**SOURCE TEXT**
The fear of being called a racist has, or a xenophobe or an Islamophobe, any variant of that term, has absolutely crippled the police departments in some ways and the judiciary in some ways.
Well, these terms are being thrown around so often, it's amazing that they hold any weight anymore at all.
You would think that, wouldn't you?
But for some reason, people are still afraid of losing their jobs.
They're still afraid of losing their friends.
I mean, and honestly, I mean, you could find yourself committing a hate crime and you could actually go to jail.
Yeah.
We don't have free speech in this country, I'm afraid.
Yeah, I was just going to jump into free speech.
So a lot of people always are confused with what the dangers are of losing the ability to exercise your free speech.
I mean, to me, this is simple.
It's fundamental in being a thinking, critically thinking human being.
And what are the dangers in losing your ability to exercise this?
Well, I mean, you're exactly right.
You can't be a critical thinker if you don't have the ability to freely express yourself.
Because if you have an idea that you can't express, you can't develop that idea by speaking to someone else and getting their opinion on it.
And, you know, adding that to your own and gradually forming an informed worldview.
So you become myopic and anti-intellectual.
But more importantly, I think, is the fundamental necessity of free speech to a liberal democracy.
And this is something that goes right back to the very roots of liberal political theory.
If we agree that violence does not a civil society make, then we agree that the state has to be invested with the monopoly on force.
It has to be.
So we can live our lives in peace, so we don't fight with each other.
So we don't need feudal laws.
This is the whole point.
And if you say there are certain things you cannot talk about, if you restrict people's speech on certain subjects, then what you are doing is saying that these subjects will never become a public problem.
If these subjects do become a public problem, and you still prevent people from speaking on them, then the only recourse people who have a problem with these subjects have is violence.
Because they can't be solved with debate, dialogue, a cultural change, and then a change in the laws, which is normally how a problem is solved within a democracy.
And this is why the parliamentary system doesn't tend towards revolution.
In a country where you have free speech, you can change the culture by simply speaking about your problems.
And culture influences the laws that are made.
The laws that are made then tend to reflect the culture and it becomes a cycle, sort of an evolutionary Darwinian cycle, rather than what becomes instead a Hegelian cycle, where you get the thesis that represses its antithesis and eventually they come into violent conflict.

**DATA SECTION**
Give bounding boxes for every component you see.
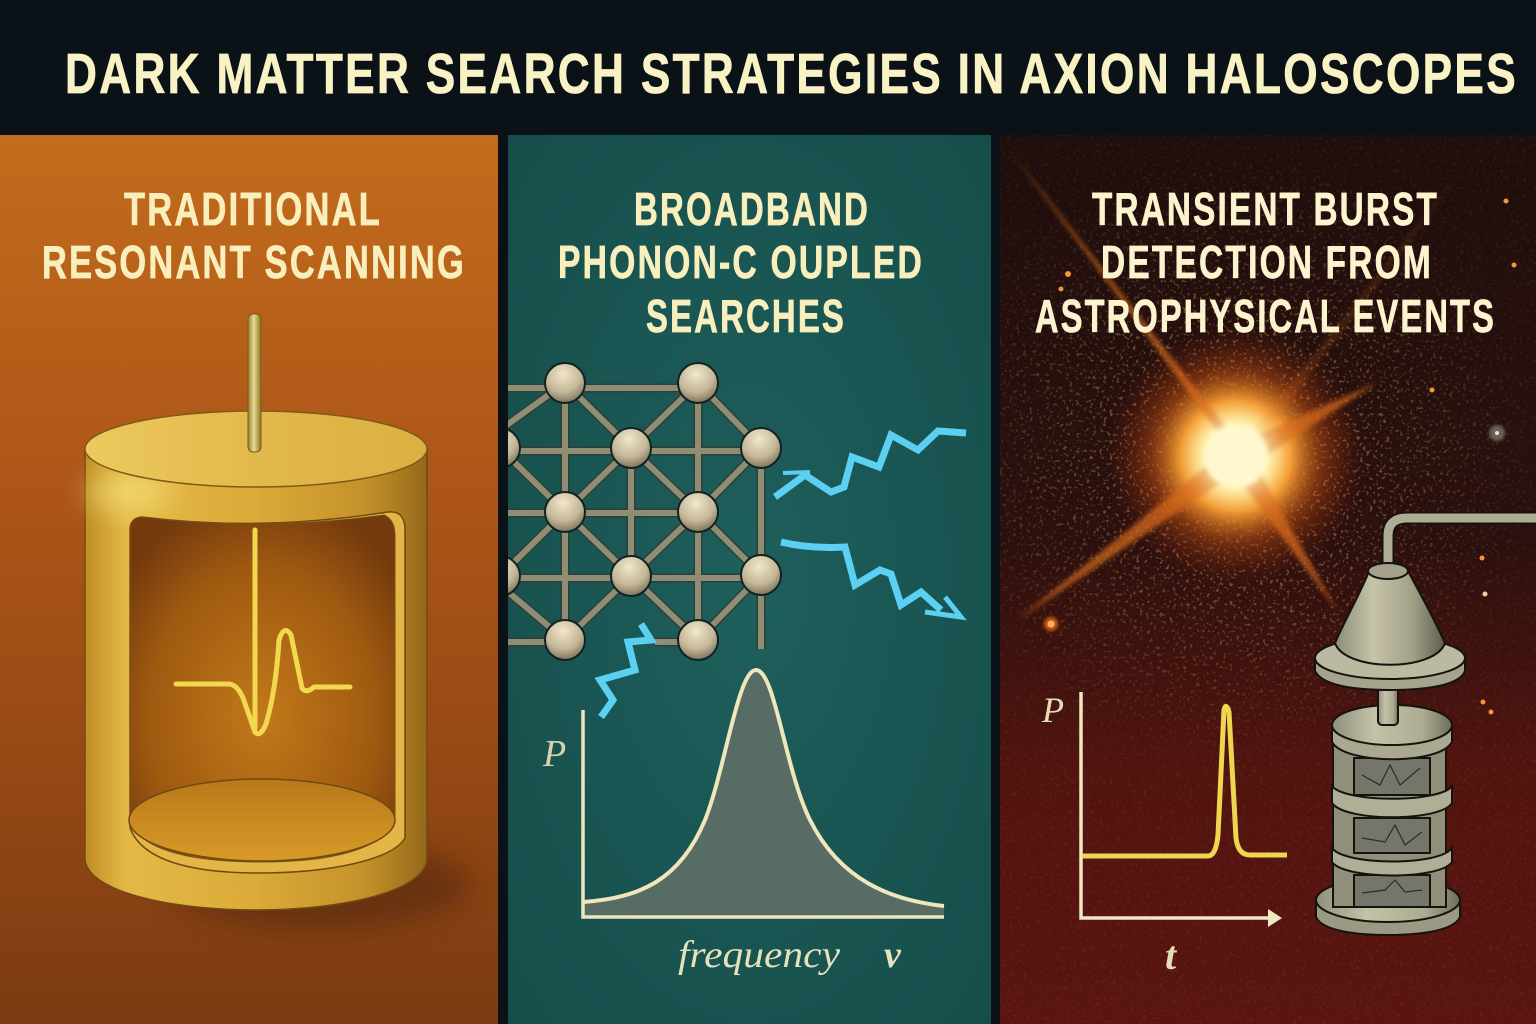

**PROBLEMS AND TASKS**
1) Do these statements agree with the free speech text? For each, answer yes or no and quote the words from the text that decide it.
(a) People are still afraid of losing their friends.
(b) The state has to hold the monopoly on force.
(c) The parliamentary system tends toward revolution.
2) Return the stretch of the free speech text from "The fear of" through "losing their jobs.", copied word for word.
Work from the free speech text alone.

**WORKED ANSWERS**
1)
(a) Yes: "They're still afraid of losing their friends."
(b) Yes: "the state has to be invested with the monopoly on force."
(c) No: "this is why the parliamentary system doesn't tend towards revolution."

2)
The fear of being called a racist has, or a xenophobe or an Islamophobe, any variant of that term, has absolutely crippled the police departments in some ways and the judiciary in some ways.
Well, these terms are being thrown around so often, it's amazing that they hold any weight anymore at all.
You would think that, wouldn't you?
But for some reason, people are still afraid of losing their jobs.